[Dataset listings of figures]
━━━━━━━━

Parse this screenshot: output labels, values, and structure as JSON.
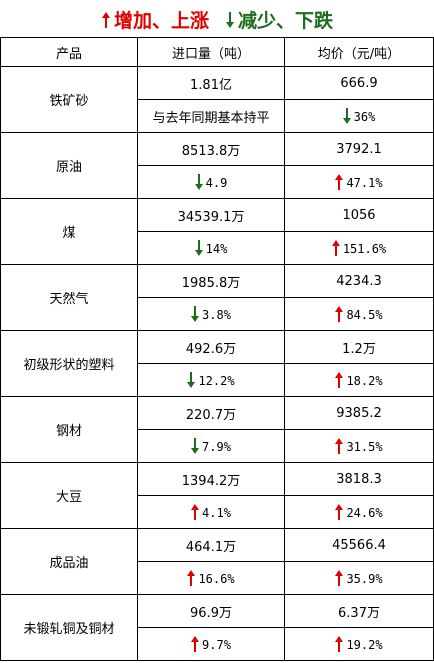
{
  "legend": {
    "increase": "增加、上涨",
    "decrease": "减少、下跌"
  },
  "headers": [
    "产品",
    "进口量（吨）",
    "均价（元/吨）"
  ],
  "colors": {
    "up": "#e00000",
    "down": "#1e6b1e"
  },
  "rows": [
    {
      "name": "铁矿砂",
      "volume": "1.81亿",
      "price": "666.9",
      "volume_change": {
        "dir": "none",
        "text": "与去年同期基本持平"
      },
      "price_change": {
        "dir": "down",
        "text": "36%"
      }
    },
    {
      "name": "原油",
      "volume": "8513.8万",
      "price": "3792.1",
      "volume_change": {
        "dir": "down",
        "text": "4.9"
      },
      "price_change": {
        "dir": "up",
        "text": "47.1%"
      }
    },
    {
      "name": "煤",
      "volume": "34539.1万",
      "price": "1056",
      "volume_change": {
        "dir": "down",
        "text": "14%"
      },
      "price_change": {
        "dir": "up",
        "text": "151.6%"
      }
    },
    {
      "name": "天然气",
      "volume": "1985.8万",
      "price": "4234.3",
      "volume_change": {
        "dir": "down",
        "text": "3.8%"
      },
      "price_change": {
        "dir": "up",
        "text": "84.5%"
      }
    },
    {
      "name": "初级形状的塑料",
      "volume": "492.6万",
      "price": "1.2万",
      "volume_change": {
        "dir": "down",
        "text": "12.2%"
      },
      "price_change": {
        "dir": "up",
        "text": "18.2%"
      }
    },
    {
      "name": "钢材",
      "volume": "220.7万",
      "price": "9385.2",
      "volume_change": {
        "dir": "down",
        "text": "7.9%"
      },
      "price_change": {
        "dir": "up",
        "text": "31.5%"
      }
    },
    {
      "name": "大豆",
      "volume": "1394.2万",
      "price": "3818.3",
      "volume_change": {
        "dir": "up",
        "text": "4.1%"
      },
      "price_change": {
        "dir": "up",
        "text": "24.6%"
      }
    },
    {
      "name": "成品油",
      "volume": "464.1万",
      "price": "45566.4",
      "volume_change": {
        "dir": "up",
        "text": "16.6%"
      },
      "price_change": {
        "dir": "up",
        "text": "35.9%"
      }
    },
    {
      "name": "未锻轧铜及铜材",
      "volume": "96.9万",
      "price": "6.37万",
      "volume_change": {
        "dir": "up",
        "text": "9.7%"
      },
      "price_change": {
        "dir": "up",
        "text": "19.2%"
      }
    }
  ]
}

━━━━━━━━

Task to complete =
Reproduce the data verbatim. Do not carry any picture into the copy.

Answer for this exercise =
Parse this screenshot: output labels, values, and structure as JSON.
{
  "legend": {
    "increase": "增加、上涨",
    "decrease": "减少、下跌"
  },
  "headers": [
    "产品",
    "进口量（吨）",
    "均价（元/吨）"
  ],
  "colors": {
    "up": "#e00000",
    "down": "#1e6b1e"
  },
  "rows": [
    {
      "name": "铁矿砂",
      "volume": "1.81亿",
      "price": "666.9",
      "volume_change": {
        "dir": "none",
        "text": "与去年同期基本持平"
      },
      "price_change": {
        "dir": "down",
        "text": "36%"
      }
    },
    {
      "name": "原油",
      "volume": "8513.8万",
      "price": "3792.1",
      "volume_change": {
        "dir": "down",
        "text": "4.9"
      },
      "price_change": {
        "dir": "up",
        "text": "47.1%"
      }
    },
    {
      "name": "煤",
      "volume": "34539.1万",
      "price": "1056",
      "volume_change": {
        "dir": "down",
        "text": "14%"
      },
      "price_change": {
        "dir": "up",
        "text": "151.6%"
      }
    },
    {
      "name": "天然气",
      "volume": "1985.8万",
      "price": "4234.3",
      "volume_change": {
        "dir": "down",
        "text": "3.8%"
      },
      "price_change": {
        "dir": "up",
        "text": "84.5%"
      }
    },
    {
      "name": "初级形状的塑料",
      "volume": "492.6万",
      "price": "1.2万",
      "volume_change": {
        "dir": "down",
        "text": "12.2%"
      },
      "price_change": {
        "dir": "up",
        "text": "18.2%"
      }
    },
    {
      "name": "钢材",
      "volume": "220.7万",
      "price": "9385.2",
      "volume_change": {
        "dir": "down",
        "text": "7.9%"
      },
      "price_change": {
        "dir": "up",
        "text": "31.5%"
      }
    },
    {
      "name": "大豆",
      "volume": "1394.2万",
      "price": "3818.3",
      "volume_change": {
        "dir": "up",
        "text": "4.1%"
      },
      "price_change": {
        "dir": "up",
        "text": "24.6%"
      }
    },
    {
      "name": "成品油",
      "volume": "464.1万",
      "price": "45566.4",
      "volume_change": {
        "dir": "up",
        "text": "16.6%"
      },
      "price_change": {
        "dir": "up",
        "text": "35.9%"
      }
    },
    {
      "name": "未锻轧铜及铜材",
      "volume": "96.9万",
      "price": "6.37万",
      "volume_change": {
        "dir": "up",
        "text": "9.7%"
      },
      "price_change": {
        "dir": "up",
        "text": "19.2%"
      }
    }
  ]
}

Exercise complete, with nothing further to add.